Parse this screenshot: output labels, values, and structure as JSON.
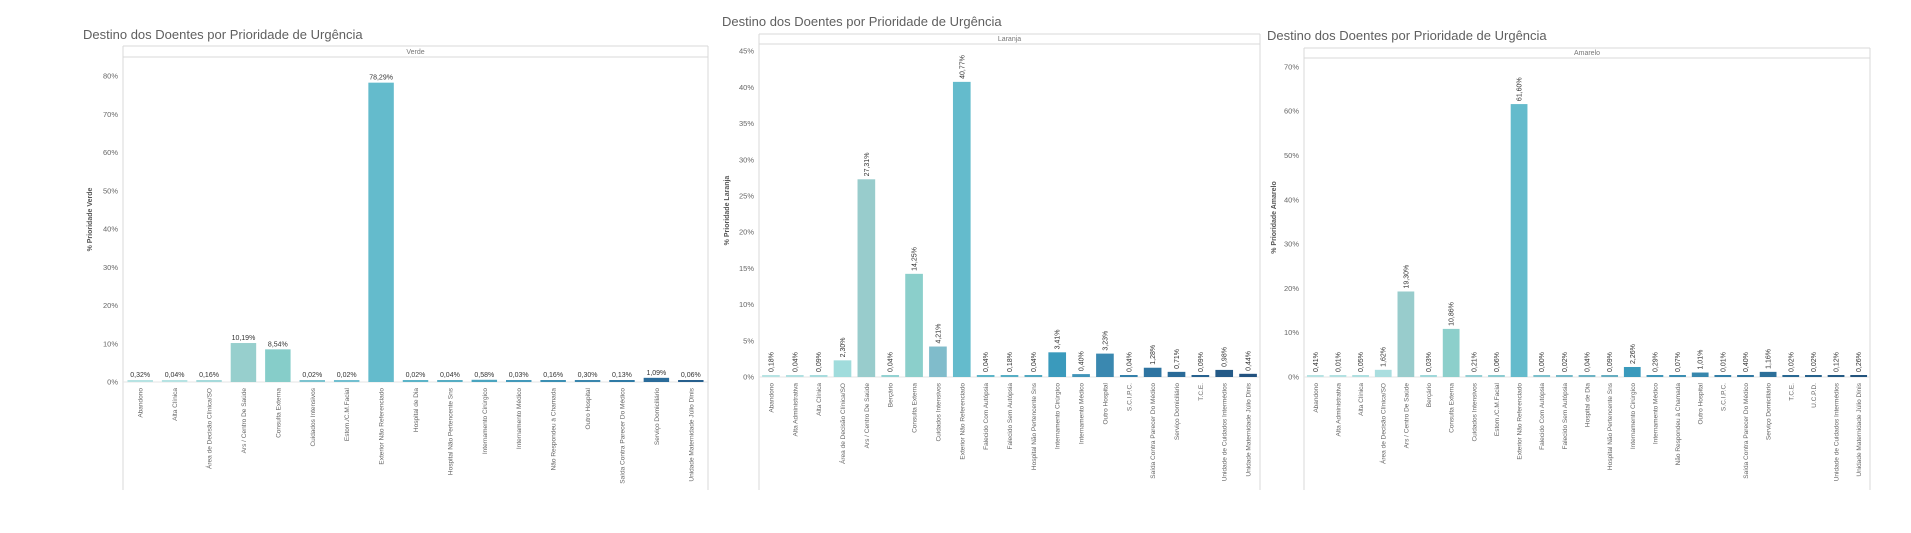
{
  "chart_data": [
    {
      "type": "bar",
      "title": "Destino dos Doentes por Prioridade de Urgência",
      "header": "Verde",
      "ylabel": "% Prioridade Verde",
      "ylim": [
        0,
        85
      ],
      "yticks": [
        0,
        10,
        20,
        30,
        40,
        50,
        60,
        70,
        80
      ],
      "ytick_labels": [
        "0%",
        "10%",
        "20%",
        "30%",
        "40%",
        "50%",
        "60%",
        "70%",
        "80%"
      ],
      "grid": false,
      "categories": [
        "Abandono",
        "Alta Clínica",
        "Área de Decisão Clínica/SO",
        "Ars / Centro De Saúde",
        "Consulta Externa",
        "Cuidados Intensivos",
        "Estom./C.M.Facial",
        "Exterior Não Referenciado",
        "Hospital de Dia",
        "Hospital Não Pertencente Sns",
        "Internamento Cirúrgico",
        "Internamento Médico",
        "Não Respondeu à Chamada",
        "Outro Hospital",
        "Saída Contra Parecer Do Médico",
        "Serviço Domiciliário",
        "Unidade Maternidade Júlio Dinis"
      ],
      "values": [
        0.32,
        0.04,
        0.16,
        10.19,
        8.54,
        0.02,
        0.02,
        78.29,
        0.02,
        0.04,
        0.58,
        0.03,
        0.16,
        0.3,
        0.13,
        1.09,
        0.06
      ],
      "data_labels": [
        "0,32%",
        "0,04%",
        "0,16%",
        "10,19%",
        "8,54%",
        "0,02%",
        "0,02%",
        "78,29%",
        "0,02%",
        "0,04%",
        "0,58%",
        "0,03%",
        "0,16%",
        "0,30%",
        "0,13%",
        "1,09%",
        "0,06%"
      ],
      "colors": [
        "#b7e3e3",
        "#b7e3e3",
        "#a6dadb",
        "#97cfcd",
        "#86cdc9",
        "#7cc3cf",
        "#72bfd0",
        "#64bbcc",
        "#5cb4c8",
        "#56adc3",
        "#4aa4bf",
        "#4399ba",
        "#3b8fb3",
        "#3a86ad",
        "#2f7aa5",
        "#2b6c9a",
        "#275f8d"
      ]
    },
    {
      "type": "bar",
      "title": "Destino dos Doentes por Prioridade de Urgência",
      "header": "Laranja",
      "ylabel": "% Prioridade Laranja",
      "ylim": [
        0,
        46
      ],
      "yticks": [
        0,
        5,
        10,
        15,
        20,
        25,
        30,
        35,
        40,
        45
      ],
      "ytick_labels": [
        "0%",
        "5%",
        "10%",
        "15%",
        "20%",
        "25%",
        "30%",
        "35%",
        "40%",
        "45%"
      ],
      "grid": false,
      "categories": [
        "Abandono",
        "Alta Administrativa",
        "Alta Clínica",
        "Área de Decisão Clínica/SO",
        "Ars / Centro De Saúde",
        "Berçário",
        "Consulta Externa",
        "Cuidados Intensivos",
        "Exterior Não Referenciado",
        "Falecido Com Autópsia",
        "Falecido Sem Autópsia",
        "Hospital Não Pertencente Sns",
        "Internamento Cirúrgico",
        "Internamento Médico",
        "Outro Hospital",
        "S.C.I.P.C.",
        "Saída Contra Parecer Do Médico",
        "Serviço Domiciliário",
        "T.C.E.",
        "Unidade de Cuidados Intermédios",
        "Unidade Maternidade Júlio Dinis"
      ],
      "values": [
        0.18,
        0.04,
        0.09,
        2.3,
        27.31,
        0.04,
        14.25,
        4.21,
        40.77,
        0.04,
        0.18,
        0.04,
        3.41,
        0.4,
        3.23,
        0.04,
        1.28,
        0.71,
        0.09,
        0.98,
        0.44
      ],
      "data_labels": [
        "0,18%",
        "0,04%",
        "0,09%",
        "2,30%",
        "27,31%",
        "0,04%",
        "14,25%",
        "4,21%",
        "40,77%",
        "0,04%",
        "0,18%",
        "0,04%",
        "3,41%",
        "0,40%",
        "3,23%",
        "0,04%",
        "1,28%",
        "0,71%",
        "0,09%",
        "0,98%",
        "0,44%"
      ],
      "colors": [
        "#b7e3e3",
        "#b0e0e1",
        "#a8dcde",
        "#a0dcdc",
        "#98cccc",
        "#93d2d2",
        "#8bcfcb",
        "#80bccb",
        "#64bbcc",
        "#5db5c8",
        "#57aec4",
        "#51a8c0",
        "#3a9abc",
        "#4194b8",
        "#3a88b0",
        "#3480aa",
        "#2e74a1",
        "#2a6b98",
        "#27628f",
        "#245a87",
        "#22527f"
      ]
    },
    {
      "type": "bar",
      "title": "Destino dos Doentes por Prioridade de Urgência",
      "header": "Amarelo",
      "ylabel": "% Prioridade Amarelo",
      "ylim": [
        0,
        72
      ],
      "yticks": [
        0,
        10,
        20,
        30,
        40,
        50,
        60,
        70
      ],
      "ytick_labels": [
        "0%",
        "10%",
        "20%",
        "30%",
        "40%",
        "50%",
        "60%",
        "70%"
      ],
      "grid": false,
      "categories": [
        "Abandono",
        "Alta Administrativa",
        "Alta Clínica",
        "Área de Decisão Clínica/SO",
        "Ars / Centro De Saúde",
        "Berçário",
        "Consulta Externa",
        "Cuidados Intensivos",
        "Estom./C.M.Facial",
        "Exterior Não Referenciado",
        "Falecido Com Autópsia",
        "Falecido Sem Autópsia",
        "Hospital de Dia",
        "Hospital Não Pertencente Sns",
        "Internamento Cirúrgico",
        "Internamento Médico",
        "Não Respondeu à Chamada",
        "Outro Hospital",
        "S.C.I.P.C.",
        "Saída Contra Parecer Do Médico",
        "Serviço Domiciliário",
        "T.C.E.",
        "U.C.P.D.",
        "Unidade de Cuidados Intermédios",
        "Unidade Maternidade Júlio Dinis"
      ],
      "values": [
        0.41,
        0.01,
        0.05,
        1.62,
        19.3,
        0.03,
        10.86,
        0.21,
        0.06,
        61.6,
        0.0,
        0.02,
        0.04,
        0.09,
        2.26,
        0.29,
        0.07,
        1.01,
        0.01,
        0.4,
        1.16,
        0.02,
        0.02,
        0.12,
        0.26
      ],
      "data_labels": [
        "0,41%",
        "0,01%",
        "0,05%",
        "1,62%",
        "19,30%",
        "0,03%",
        "10,86%",
        "0,21%",
        "0,06%",
        "61,60%",
        "0,00%",
        "0,02%",
        "0,04%",
        "0,09%",
        "2,26%",
        "0,29%",
        "0,07%",
        "1,01%",
        "0,01%",
        "0,40%",
        "1,16%",
        "0,02%",
        "0,02%",
        "0,12%",
        "0,26%"
      ],
      "colors": [
        "#b7e3e3",
        "#b3e1e2",
        "#aedfe0",
        "#aadedf",
        "#98cccc",
        "#a0d8da",
        "#8ccfcb",
        "#94cfd4",
        "#8cccd1",
        "#64bbcc",
        "#7cc0cc",
        "#74b9c8",
        "#6db3c4",
        "#66adc0",
        "#3a9abc",
        "#3f96b8",
        "#3b8eb2",
        "#3787ad",
        "#337fa7",
        "#2f77a0",
        "#2c6f99",
        "#296892",
        "#26618b",
        "#245a84",
        "#22537d"
      ]
    }
  ]
}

════════

• **Exercise directions**:
Leave the pictures out and copy the rest of the data exactly.

• **Solution to this problem**:
Parse this screenshot: output labels, values, and structure as JSON.
{
  "chart_data": [
    {
      "type": "bar",
      "title": "Destino dos Doentes por Prioridade de Urgência",
      "header": "Verde",
      "ylabel": "% Prioridade Verde",
      "ylim": [
        0,
        85
      ],
      "yticks": [
        0,
        10,
        20,
        30,
        40,
        50,
        60,
        70,
        80
      ],
      "ytick_labels": [
        "0%",
        "10%",
        "20%",
        "30%",
        "40%",
        "50%",
        "60%",
        "70%",
        "80%"
      ],
      "grid": false,
      "categories": [
        "Abandono",
        "Alta Clínica",
        "Área de Decisão Clínica/SO",
        "Ars / Centro De Saúde",
        "Consulta Externa",
        "Cuidados Intensivos",
        "Estom./C.M.Facial",
        "Exterior Não Referenciado",
        "Hospital de Dia",
        "Hospital Não Pertencente Sns",
        "Internamento Cirúrgico",
        "Internamento Médico",
        "Não Respondeu à Chamada",
        "Outro Hospital",
        "Saída Contra Parecer Do Médico",
        "Serviço Domiciliário",
        "Unidade Maternidade Júlio Dinis"
      ],
      "values": [
        0.32,
        0.04,
        0.16,
        10.19,
        8.54,
        0.02,
        0.02,
        78.29,
        0.02,
        0.04,
        0.58,
        0.03,
        0.16,
        0.3,
        0.13,
        1.09,
        0.06
      ],
      "data_labels": [
        "0,32%",
        "0,04%",
        "0,16%",
        "10,19%",
        "8,54%",
        "0,02%",
        "0,02%",
        "78,29%",
        "0,02%",
        "0,04%",
        "0,58%",
        "0,03%",
        "0,16%",
        "0,30%",
        "0,13%",
        "1,09%",
        "0,06%"
      ],
      "colors": [
        "#b7e3e3",
        "#b7e3e3",
        "#a6dadb",
        "#97cfcd",
        "#86cdc9",
        "#7cc3cf",
        "#72bfd0",
        "#64bbcc",
        "#5cb4c8",
        "#56adc3",
        "#4aa4bf",
        "#4399ba",
        "#3b8fb3",
        "#3a86ad",
        "#2f7aa5",
        "#2b6c9a",
        "#275f8d"
      ]
    },
    {
      "type": "bar",
      "title": "Destino dos Doentes por Prioridade de Urgência",
      "header": "Laranja",
      "ylabel": "% Prioridade Laranja",
      "ylim": [
        0,
        46
      ],
      "yticks": [
        0,
        5,
        10,
        15,
        20,
        25,
        30,
        35,
        40,
        45
      ],
      "ytick_labels": [
        "0%",
        "5%",
        "10%",
        "15%",
        "20%",
        "25%",
        "30%",
        "35%",
        "40%",
        "45%"
      ],
      "grid": false,
      "categories": [
        "Abandono",
        "Alta Administrativa",
        "Alta Clínica",
        "Área de Decisão Clínica/SO",
        "Ars / Centro De Saúde",
        "Berçário",
        "Consulta Externa",
        "Cuidados Intensivos",
        "Exterior Não Referenciado",
        "Falecido Com Autópsia",
        "Falecido Sem Autópsia",
        "Hospital Não Pertencente Sns",
        "Internamento Cirúrgico",
        "Internamento Médico",
        "Outro Hospital",
        "S.C.I.P.C.",
        "Saída Contra Parecer Do Médico",
        "Serviço Domiciliário",
        "T.C.E.",
        "Unidade de Cuidados Intermédios",
        "Unidade Maternidade Júlio Dinis"
      ],
      "values": [
        0.18,
        0.04,
        0.09,
        2.3,
        27.31,
        0.04,
        14.25,
        4.21,
        40.77,
        0.04,
        0.18,
        0.04,
        3.41,
        0.4,
        3.23,
        0.04,
        1.28,
        0.71,
        0.09,
        0.98,
        0.44
      ],
      "data_labels": [
        "0,18%",
        "0,04%",
        "0,09%",
        "2,30%",
        "27,31%",
        "0,04%",
        "14,25%",
        "4,21%",
        "40,77%",
        "0,04%",
        "0,18%",
        "0,04%",
        "3,41%",
        "0,40%",
        "3,23%",
        "0,04%",
        "1,28%",
        "0,71%",
        "0,09%",
        "0,98%",
        "0,44%"
      ],
      "colors": [
        "#b7e3e3",
        "#b0e0e1",
        "#a8dcde",
        "#a0dcdc",
        "#98cccc",
        "#93d2d2",
        "#8bcfcb",
        "#80bccb",
        "#64bbcc",
        "#5db5c8",
        "#57aec4",
        "#51a8c0",
        "#3a9abc",
        "#4194b8",
        "#3a88b0",
        "#3480aa",
        "#2e74a1",
        "#2a6b98",
        "#27628f",
        "#245a87",
        "#22527f"
      ]
    },
    {
      "type": "bar",
      "title": "Destino dos Doentes por Prioridade de Urgência",
      "header": "Amarelo",
      "ylabel": "% Prioridade Amarelo",
      "ylim": [
        0,
        72
      ],
      "yticks": [
        0,
        10,
        20,
        30,
        40,
        50,
        60,
        70
      ],
      "ytick_labels": [
        "0%",
        "10%",
        "20%",
        "30%",
        "40%",
        "50%",
        "60%",
        "70%"
      ],
      "grid": false,
      "categories": [
        "Abandono",
        "Alta Administrativa",
        "Alta Clínica",
        "Área de Decisão Clínica/SO",
        "Ars / Centro De Saúde",
        "Berçário",
        "Consulta Externa",
        "Cuidados Intensivos",
        "Estom./C.M.Facial",
        "Exterior Não Referenciado",
        "Falecido Com Autópsia",
        "Falecido Sem Autópsia",
        "Hospital de Dia",
        "Hospital Não Pertencente Sns",
        "Internamento Cirúrgico",
        "Internamento Médico",
        "Não Respondeu à Chamada",
        "Outro Hospital",
        "S.C.I.P.C.",
        "Saída Contra Parecer Do Médico",
        "Serviço Domiciliário",
        "T.C.E.",
        "U.C.P.D.",
        "Unidade de Cuidados Intermédios",
        "Unidade Maternidade Júlio Dinis"
      ],
      "values": [
        0.41,
        0.01,
        0.05,
        1.62,
        19.3,
        0.03,
        10.86,
        0.21,
        0.06,
        61.6,
        0.0,
        0.02,
        0.04,
        0.09,
        2.26,
        0.29,
        0.07,
        1.01,
        0.01,
        0.4,
        1.16,
        0.02,
        0.02,
        0.12,
        0.26
      ],
      "data_labels": [
        "0,41%",
        "0,01%",
        "0,05%",
        "1,62%",
        "19,30%",
        "0,03%",
        "10,86%",
        "0,21%",
        "0,06%",
        "61,60%",
        "0,00%",
        "0,02%",
        "0,04%",
        "0,09%",
        "2,26%",
        "0,29%",
        "0,07%",
        "1,01%",
        "0,01%",
        "0,40%",
        "1,16%",
        "0,02%",
        "0,02%",
        "0,12%",
        "0,26%"
      ],
      "colors": [
        "#b7e3e3",
        "#b3e1e2",
        "#aedfe0",
        "#aadedf",
        "#98cccc",
        "#a0d8da",
        "#8ccfcb",
        "#94cfd4",
        "#8cccd1",
        "#64bbcc",
        "#7cc0cc",
        "#74b9c8",
        "#6db3c4",
        "#66adc0",
        "#3a9abc",
        "#3f96b8",
        "#3b8eb2",
        "#3787ad",
        "#337fa7",
        "#2f77a0",
        "#2c6f99",
        "#296892",
        "#26618b",
        "#245a84",
        "#22537d"
      ]
    }
  ]
}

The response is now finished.